**WORK TO BE COMPLETED:**
Give every line from the entries that contains "username".

[Stored data]
• • • •

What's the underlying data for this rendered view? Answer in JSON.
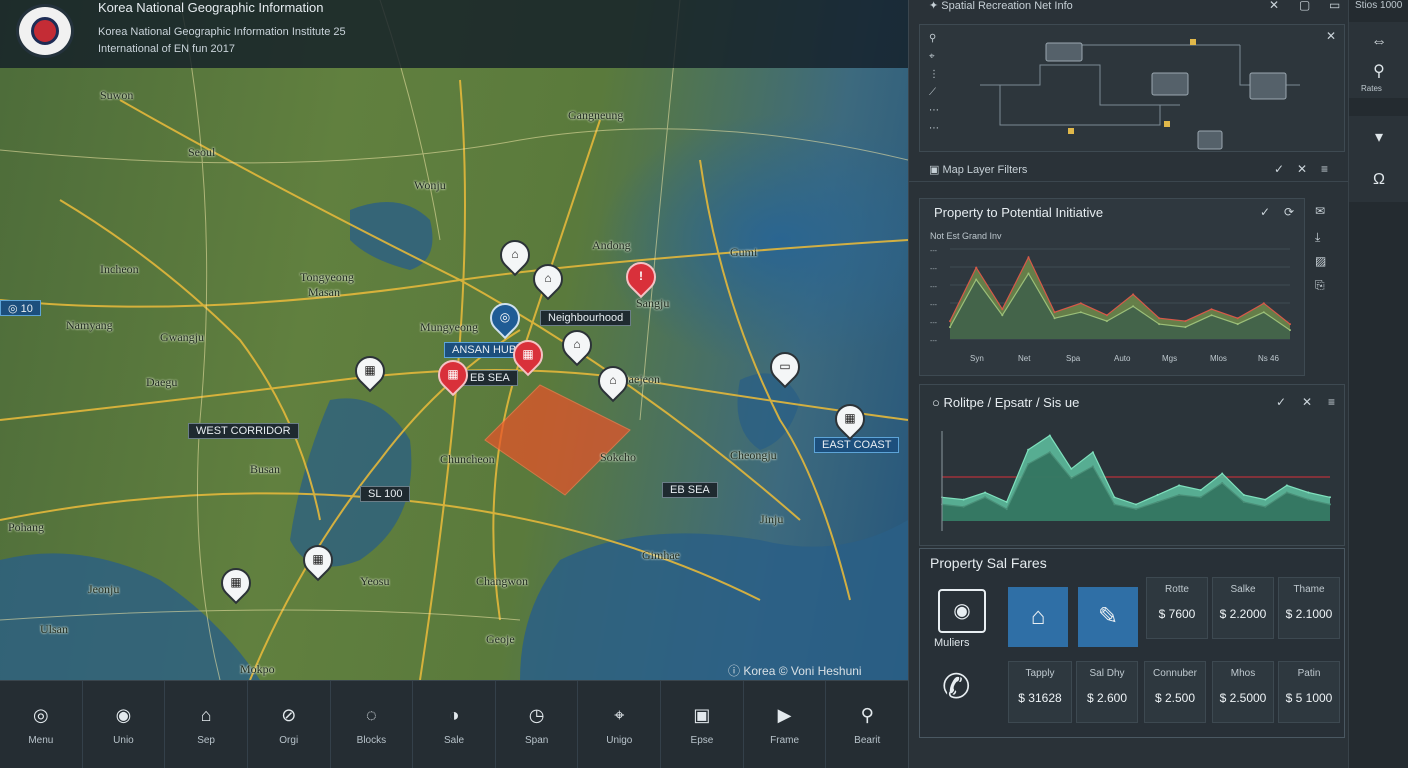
{
  "banner": {
    "title": "Korea National Geographic Information",
    "line2": "Korea National Geographic Information Institute 25",
    "line3": "International of EN fun 2017"
  },
  "map": {
    "labels": [
      "Suwon",
      "Seoul",
      "Incheon",
      "Namyang",
      "Gwangju",
      "Daegu",
      "Busan",
      "Pohang",
      "Ulsan",
      "Mokpo",
      "Jeonju",
      "Yeosu",
      "Changwon",
      "Gimhae",
      "Jinju",
      "Cheongju",
      "Daejeon",
      "Gumi",
      "Andong",
      "Gangneung",
      "Wonju",
      "Chuncheon",
      "Sokcho",
      "Geoje",
      "Tongyeong",
      "Masan",
      "Sangju",
      "Mungyeong"
    ],
    "tags": {
      "left_edge": "◎ 10",
      "seoul_tag": "Neighbourhood",
      "incheon_tag": "ANSAN HUB",
      "central_tag": "EB SEA",
      "west_tag": "WEST CORRIDOR",
      "south_tag": "SL 100",
      "east_tag": "EAST COAST",
      "se_tag": "EB SEA"
    },
    "credits": "Korea © Voni Heshuni"
  },
  "toolbar": [
    {
      "label": "Menu",
      "icon": "target-icon"
    },
    {
      "label": "Unio",
      "icon": "record-icon"
    },
    {
      "label": "Sep",
      "icon": "home-icon"
    },
    {
      "label": "Orgi",
      "icon": "compass-icon"
    },
    {
      "label": "Blocks",
      "icon": "chat-icon"
    },
    {
      "label": "Sale",
      "icon": "pie-icon"
    },
    {
      "label": "Span",
      "icon": "timer-icon"
    },
    {
      "label": "Unigo",
      "icon": "location-icon"
    },
    {
      "label": "Epse",
      "icon": "camera-icon"
    },
    {
      "label": "Frame",
      "icon": "play-icon"
    },
    {
      "label": "Bearit",
      "icon": "satellite-icon"
    }
  ],
  "panel": {
    "top_title": "Spatial Recreation Net Info",
    "layer_header": "Map Layer Filters",
    "chart1_title": "Property to Potential Initiative",
    "chart1_subtitle": "Not Est Grand Inv",
    "chart1_xticks": [
      "Syn",
      "Net",
      "Spa",
      "Auto",
      "Mgs",
      "Mlos",
      "Ns 46"
    ],
    "chart2_title": "Rolitpe / Epsatr / Sis ue",
    "stats_title": "Property Sal Fares",
    "metric_label": "Muliers",
    "top_cells": [
      {
        "key": "Rotte",
        "value": "$ 7600"
      },
      {
        "key": "Salke",
        "value": "$ 2.2000"
      },
      {
        "key": "Thame",
        "value": "$ 2.1000"
      }
    ],
    "bottom_cells": [
      {
        "key": "Tapply",
        "value": "$ 31628"
      },
      {
        "key": "Sal Dhy",
        "value": "$ 2.600"
      },
      {
        "key": "Connuber",
        "value": "$ 2.500"
      },
      {
        "key": "Mhos",
        "value": "$ 2.5000"
      },
      {
        "key": "Patin",
        "value": "$ 5 1000"
      }
    ]
  },
  "rail": {
    "top_text": "Stios 1000",
    "rail_label": "Rates"
  },
  "chart_data": [
    {
      "type": "area",
      "title": "Property to Potential Initiative",
      "xlabel": "",
      "ylabel": "",
      "x": [
        "Syn",
        "Net",
        "Spa",
        "Auto",
        "Mgs",
        "Mlos",
        "Ns 46"
      ],
      "series": [
        {
          "values": [
            12,
            48,
            20,
            55,
            18,
            24,
            16,
            30,
            14,
            12,
            20,
            14,
            24,
            10
          ]
        },
        {
          "values": [
            8,
            40,
            16,
            44,
            14,
            18,
            12,
            22,
            10,
            8,
            16,
            10,
            18,
            6
          ]
        }
      ]
    },
    {
      "type": "area",
      "title": "Rolitpe / Epsatr / Sis ue",
      "xlabel": "",
      "ylabel": "",
      "series": [
        {
          "values": [
            20,
            18,
            24,
            16,
            60,
            72,
            44,
            58,
            20,
            14,
            22,
            30,
            26,
            40,
            22,
            18,
            30,
            24,
            20
          ]
        },
        {
          "values": [
            14,
            12,
            20,
            10,
            48,
            58,
            36,
            46,
            14,
            10,
            16,
            22,
            20,
            32,
            16,
            12,
            24,
            18,
            14
          ]
        }
      ]
    }
  ],
  "colors": {
    "accent_blue": "#2f6fa6",
    "alert_red": "#d9303a",
    "chart_green": "#5fc3a2",
    "chart_olive": "#6f8b4b"
  }
}
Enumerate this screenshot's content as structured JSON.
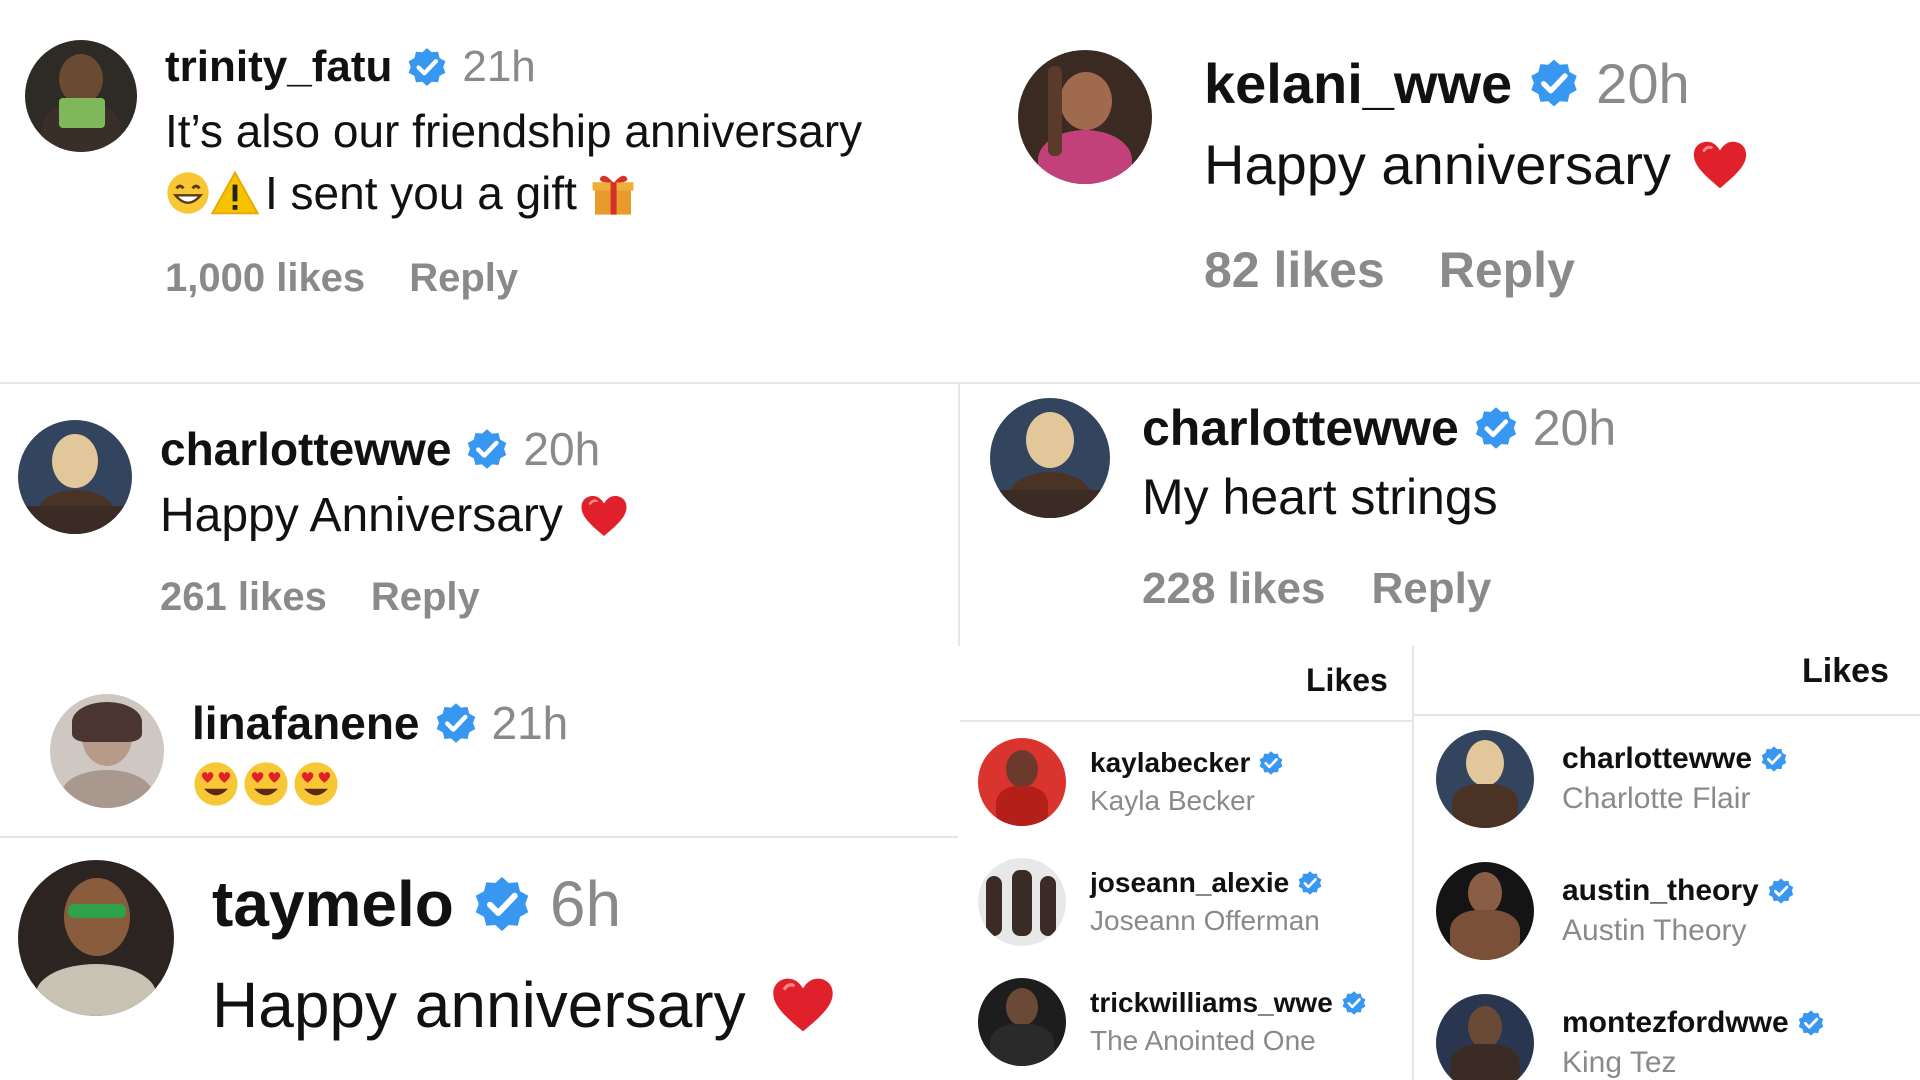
{
  "comments": [
    {
      "username": "trinity_fatu",
      "time": "21h",
      "line1": "It’s also our friendship anniversary",
      "line2": "I sent you a gift",
      "likes": "1,000 likes",
      "reply": "Reply",
      "avatar_colors": [
        "#2e2a26",
        "#6b4a32",
        "#7fb85a"
      ]
    },
    {
      "username": "kelani_wwe",
      "time": "20h",
      "line1": "Happy anniversary",
      "likes": "82 likes",
      "reply": "Reply",
      "avatar_colors": [
        "#3b2a22",
        "#a06a4e",
        "#c2417a"
      ]
    },
    {
      "username": "charlottewwe",
      "time": "20h",
      "line1": "Happy Anniversary",
      "likes": "261 likes",
      "reply": "Reply",
      "avatar_colors": [
        "#33445f",
        "#e1c79a",
        "#4a3325"
      ]
    },
    {
      "username": "charlottewwe",
      "time": "20h",
      "line1": "My heart strings",
      "likes": "228 likes",
      "reply": "Reply",
      "avatar_colors": [
        "#33445f",
        "#e1c79a",
        "#4a3325"
      ]
    },
    {
      "username": "linafanene",
      "time": "21h",
      "line1": "",
      "likes": "",
      "reply": "",
      "avatar_colors": [
        "#cfc7c2",
        "#4a3530",
        "#b89a8a"
      ]
    },
    {
      "username": "taymelo",
      "time": "6h",
      "line1": "Happy anniversary",
      "likes": "",
      "reply": "",
      "avatar_colors": [
        "#2b2420",
        "#8a5c3e",
        "#2fa34a"
      ]
    }
  ],
  "likes_panels": [
    {
      "title": "Likes",
      "rows": [
        {
          "username": "kaylabecker",
          "name": "Kayla Becker",
          "colors": [
            "#d9342e",
            "#6b3a2c"
          ]
        },
        {
          "username": "joseann_alexie",
          "name": "Joseann Offerman",
          "colors": [
            "#e8e8e8",
            "#3a2b26"
          ]
        },
        {
          "username": "trickwilliams_wwe",
          "name": "The Anointed One",
          "colors": [
            "#1d1d1d",
            "#6a4a36"
          ]
        }
      ]
    },
    {
      "title": "Likes",
      "rows": [
        {
          "username": "charlottewwe",
          "name": "Charlotte Flair",
          "colors": [
            "#33445f",
            "#e1c79a"
          ]
        },
        {
          "username": "austin_theory",
          "name": "Austin Theory",
          "colors": [
            "#141414",
            "#8a5e44"
          ]
        },
        {
          "username": "montezfordwwe",
          "name": "King Tez",
          "colors": [
            "#2a3550",
            "#6a4a36"
          ]
        }
      ]
    }
  ],
  "icons": {
    "verified": "verified-badge-icon",
    "heart": "red-heart-icon",
    "gift": "gift-icon",
    "warning": "warning-icon",
    "grin": "grinning-face-icon",
    "heart_eyes": "heart-eyes-face-icon"
  },
  "colors": {
    "verified_blue": "#3897f0",
    "muted_text": "#8a8a8a",
    "heart_red": "#e0202a"
  }
}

• • • •

**ANSWER TO THE EXERCISE:**
      "username": "trinity_fatu",
      "username": "kelani_wwe",
      "username": "charlottewwe",
      "username": "charlottewwe",
      "username": "linafanene",
      "username": "taymelo",
          "username": "kaylabecker",
          "username": "joseann_alexie",
          "username": "trickwilliams_wwe",
          "username": "charlottewwe",
          "username": "austin_theory",
          "username": "montezfordwwe",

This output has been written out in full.